RAW RECORDS »

* * * * * * * * *

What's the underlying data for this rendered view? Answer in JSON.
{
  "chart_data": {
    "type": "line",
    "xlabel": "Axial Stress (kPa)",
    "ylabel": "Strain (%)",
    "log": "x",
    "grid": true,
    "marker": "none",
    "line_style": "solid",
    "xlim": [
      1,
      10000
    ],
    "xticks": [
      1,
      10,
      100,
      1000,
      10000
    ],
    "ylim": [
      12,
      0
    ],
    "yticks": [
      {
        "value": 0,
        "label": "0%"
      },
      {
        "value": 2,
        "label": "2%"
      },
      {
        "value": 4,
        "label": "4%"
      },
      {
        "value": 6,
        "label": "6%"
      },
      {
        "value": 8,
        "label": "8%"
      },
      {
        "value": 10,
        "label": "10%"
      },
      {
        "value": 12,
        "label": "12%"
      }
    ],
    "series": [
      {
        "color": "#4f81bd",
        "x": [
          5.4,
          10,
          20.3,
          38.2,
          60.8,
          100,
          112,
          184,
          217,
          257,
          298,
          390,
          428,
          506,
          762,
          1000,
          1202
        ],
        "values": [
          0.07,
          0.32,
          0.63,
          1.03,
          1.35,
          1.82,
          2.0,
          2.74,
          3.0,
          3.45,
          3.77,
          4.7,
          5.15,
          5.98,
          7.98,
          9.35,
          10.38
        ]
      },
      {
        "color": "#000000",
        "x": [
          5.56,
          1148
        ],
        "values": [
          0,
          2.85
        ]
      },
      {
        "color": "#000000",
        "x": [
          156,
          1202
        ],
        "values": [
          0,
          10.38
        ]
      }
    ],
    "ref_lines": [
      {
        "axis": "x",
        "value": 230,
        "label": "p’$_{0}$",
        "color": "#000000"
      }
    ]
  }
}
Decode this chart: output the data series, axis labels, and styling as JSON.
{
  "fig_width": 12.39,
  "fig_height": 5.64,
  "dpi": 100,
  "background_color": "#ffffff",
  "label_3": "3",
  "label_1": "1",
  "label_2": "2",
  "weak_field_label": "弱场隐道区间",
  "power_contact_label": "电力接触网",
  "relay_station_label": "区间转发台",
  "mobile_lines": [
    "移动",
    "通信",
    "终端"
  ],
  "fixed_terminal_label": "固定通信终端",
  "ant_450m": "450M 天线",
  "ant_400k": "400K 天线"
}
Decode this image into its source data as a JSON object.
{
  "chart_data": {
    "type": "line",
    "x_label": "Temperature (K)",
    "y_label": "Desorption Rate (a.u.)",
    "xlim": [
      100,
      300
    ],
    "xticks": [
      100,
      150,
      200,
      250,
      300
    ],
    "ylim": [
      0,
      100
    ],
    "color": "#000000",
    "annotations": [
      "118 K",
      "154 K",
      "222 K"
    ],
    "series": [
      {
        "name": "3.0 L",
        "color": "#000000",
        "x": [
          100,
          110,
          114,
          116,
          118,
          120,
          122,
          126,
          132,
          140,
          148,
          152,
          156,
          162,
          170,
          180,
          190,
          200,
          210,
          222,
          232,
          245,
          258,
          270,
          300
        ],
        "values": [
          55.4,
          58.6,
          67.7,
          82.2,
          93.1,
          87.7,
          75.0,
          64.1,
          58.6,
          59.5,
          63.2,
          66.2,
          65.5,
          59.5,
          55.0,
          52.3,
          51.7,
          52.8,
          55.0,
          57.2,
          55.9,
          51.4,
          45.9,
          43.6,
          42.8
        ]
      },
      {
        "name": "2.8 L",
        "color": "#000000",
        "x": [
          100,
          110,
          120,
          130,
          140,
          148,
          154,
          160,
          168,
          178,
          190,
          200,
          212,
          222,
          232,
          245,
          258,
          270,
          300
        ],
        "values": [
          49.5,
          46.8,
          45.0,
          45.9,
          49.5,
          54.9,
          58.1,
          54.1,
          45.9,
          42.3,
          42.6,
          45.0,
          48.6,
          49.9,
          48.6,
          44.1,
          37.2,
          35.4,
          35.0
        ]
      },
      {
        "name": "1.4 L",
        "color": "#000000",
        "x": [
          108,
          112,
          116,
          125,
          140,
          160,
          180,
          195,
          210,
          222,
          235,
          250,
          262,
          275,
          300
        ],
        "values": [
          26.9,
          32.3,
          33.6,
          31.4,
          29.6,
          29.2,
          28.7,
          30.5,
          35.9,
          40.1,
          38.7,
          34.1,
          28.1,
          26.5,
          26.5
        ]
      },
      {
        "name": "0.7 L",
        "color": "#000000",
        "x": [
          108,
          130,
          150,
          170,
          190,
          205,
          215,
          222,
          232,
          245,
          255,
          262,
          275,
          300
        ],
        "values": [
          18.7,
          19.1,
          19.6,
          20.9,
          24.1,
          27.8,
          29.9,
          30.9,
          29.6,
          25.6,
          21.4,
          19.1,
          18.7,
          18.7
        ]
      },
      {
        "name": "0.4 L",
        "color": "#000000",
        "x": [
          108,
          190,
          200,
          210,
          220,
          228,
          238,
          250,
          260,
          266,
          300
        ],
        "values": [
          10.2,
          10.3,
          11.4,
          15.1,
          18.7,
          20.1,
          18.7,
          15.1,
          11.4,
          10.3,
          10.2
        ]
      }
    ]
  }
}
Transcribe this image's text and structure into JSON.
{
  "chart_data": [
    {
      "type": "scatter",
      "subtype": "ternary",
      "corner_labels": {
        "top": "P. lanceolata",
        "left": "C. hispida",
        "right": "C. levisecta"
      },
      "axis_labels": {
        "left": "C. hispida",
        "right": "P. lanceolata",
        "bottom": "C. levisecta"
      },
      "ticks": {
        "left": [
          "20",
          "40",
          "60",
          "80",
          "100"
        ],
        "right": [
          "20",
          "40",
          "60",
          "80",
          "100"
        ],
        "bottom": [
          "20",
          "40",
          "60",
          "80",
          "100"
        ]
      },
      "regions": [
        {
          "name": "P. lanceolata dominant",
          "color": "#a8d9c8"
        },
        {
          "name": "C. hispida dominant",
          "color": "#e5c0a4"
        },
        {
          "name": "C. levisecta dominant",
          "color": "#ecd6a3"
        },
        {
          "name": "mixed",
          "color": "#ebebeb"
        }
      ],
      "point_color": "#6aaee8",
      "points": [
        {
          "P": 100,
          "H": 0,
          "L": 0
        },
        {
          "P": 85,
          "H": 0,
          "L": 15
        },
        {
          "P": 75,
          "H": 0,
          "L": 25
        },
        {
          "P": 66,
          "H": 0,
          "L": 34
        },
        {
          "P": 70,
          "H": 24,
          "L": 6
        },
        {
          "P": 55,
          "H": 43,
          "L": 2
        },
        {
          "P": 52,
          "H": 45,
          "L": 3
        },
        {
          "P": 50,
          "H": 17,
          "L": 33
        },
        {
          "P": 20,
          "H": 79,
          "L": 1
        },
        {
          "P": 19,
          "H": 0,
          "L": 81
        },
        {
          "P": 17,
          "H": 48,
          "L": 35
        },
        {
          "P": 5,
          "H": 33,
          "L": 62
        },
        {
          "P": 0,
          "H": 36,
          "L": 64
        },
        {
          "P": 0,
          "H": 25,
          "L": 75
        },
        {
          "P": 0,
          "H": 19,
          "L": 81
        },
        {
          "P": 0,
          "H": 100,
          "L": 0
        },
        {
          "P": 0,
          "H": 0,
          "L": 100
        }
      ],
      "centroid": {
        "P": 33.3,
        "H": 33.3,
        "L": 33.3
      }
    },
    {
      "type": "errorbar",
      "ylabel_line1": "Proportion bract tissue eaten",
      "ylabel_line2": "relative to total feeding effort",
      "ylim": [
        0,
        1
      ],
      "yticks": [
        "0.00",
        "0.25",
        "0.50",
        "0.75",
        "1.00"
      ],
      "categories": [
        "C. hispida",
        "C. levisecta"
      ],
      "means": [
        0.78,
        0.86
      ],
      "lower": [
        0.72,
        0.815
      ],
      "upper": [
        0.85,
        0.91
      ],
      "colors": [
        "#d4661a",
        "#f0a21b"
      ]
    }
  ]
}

* * * * * * * * *

WHAT YOU NEED TO DO » Show every line that contains the word "levisecta".

THE SOLUTION »
        "right": "C. levisecta"
        "bottom": "C. levisecta"
          "name": "C. levisecta dominant",
        "C. levisecta"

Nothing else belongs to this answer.